The future of the filmmaker Auteur

by Jul 31, 2017Story, Storygeist0 comments

by | Jul 31, 2017 | Story, Storygeist | 0 comments

(This story appeared originally on my blog focusing on Narratives in technology and spirituality shaping our future:  Storygeist.)

Recently, Paul Shrader of the Taxi driver fame has spoken out what he thinks about the state of film. More specifically, he pointed out that Film as a storytelling medium is no longer culturally relevant. What Paul means by Film is the iconoclastic cinema made in the US in the 70s or the tradition of the intellectual European cinema. Simply put, Cinema as a work of Art.

I would like to take a closer look at the impact the social media has had on the movie going public, the entropy of the intellectual cinema due to the market forces and the perpetual problem of monetization of a work of art that cinema should be.

And where is the story/cinema auteur in all of this? I think there will alwayas be a public for sensitive cinema made as an art-experience, as there will always exist a public for fine literature. 

But I also see the emergence of a few trends which might change the way we make movies in the coming decade. And I believe this coming 10-15 years will bring forth new ways to tell stories, unlike anything we’ve seen before, and it will be more accessible than it has ever been before. All of this will have a major impact on the Auteur Filmmaker/Storyteller. In the most profound way.

Let’s go!

“True social interaction in Virtual Reality can be created in two ways: A. multiplayer interactions connecting live users synchronously, and B. through true AI actors that interact and respond naturally based on the user’s nuanced interactions and cues. (I’m referring to pure, deep AI in this case, not the simple AI of playing against the game itself, which is quite common today).” – Jacob Mullins  –  “VR + AI: the very real reality of virtual artificial intelligence”

The entropy of the experience of the story

I think what Paul Shrader is communicating is both provocative and most probably highly unpopular.

Mr. Shrader makes a point that net’s all encompassing nature has given us access to the whole world’s catalog of films. All of this with barely a flick of the finger. How many thousands of hours of beating can our conscious/subconscious mind take before it screams from nausea and begs us to stop? Is the media overload unavoidable in our times? How many Narcos, House of Cards, The killings, can our brain assimilate? All of them amazing mini-series in their own rights, but when the occasional binge becomes a full-tme habit, what then? Are we destined to become media junkies without any harder fix around the corner?

It’s not only the sense that we’ve seen everything. Every possible configuration of the story.

But it’s also the social media’s immediacy, the constant interaction, around the clock availability, and general amount of noise which it generates. This is so intense, that I believe our patience has deteriorated into a five year olds kiddo. And this kid has no idea what good manners are.  Being plugged into the matrix, 24/7, is not only giving us our fix, but it’s also rewiring our brain, psychology, perception of reality, and what goes with it, our behaviour.

As the tempo of our lives is accelerated, so are our expectations of the next short snippet of story or anything that will amuse us, frighten us or just jerk us into tears. Unfortunately, this bombardement of our senses and emotions also leads to numbing down of our sensitivity.

We not only demand more, but we become full-baked connoisseurs of the cinema. And when that doesn’t work, we throw fits, and unload our fury all over Facebook why the latest movie didn’t give us the instant gratification we expected from it.

WHAT IS ASKED
Can you repeat the passage of the film auteur essay from "We not only" up to and including "expected from it.", substituting "Twitter" for "Facebook"? The material after this point has no connection to the essay on the future of the film auteur.

GIVEN DATA
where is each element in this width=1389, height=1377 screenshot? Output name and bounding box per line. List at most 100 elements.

SOLVED PROBLEM
We not only demand more, but we become full-baked connoisseurs of the cinema. And when that doesn’t work, we throw fits, and unload our fury all over Twitter why the latest movie didn’t give us the instant gratification we expected from it.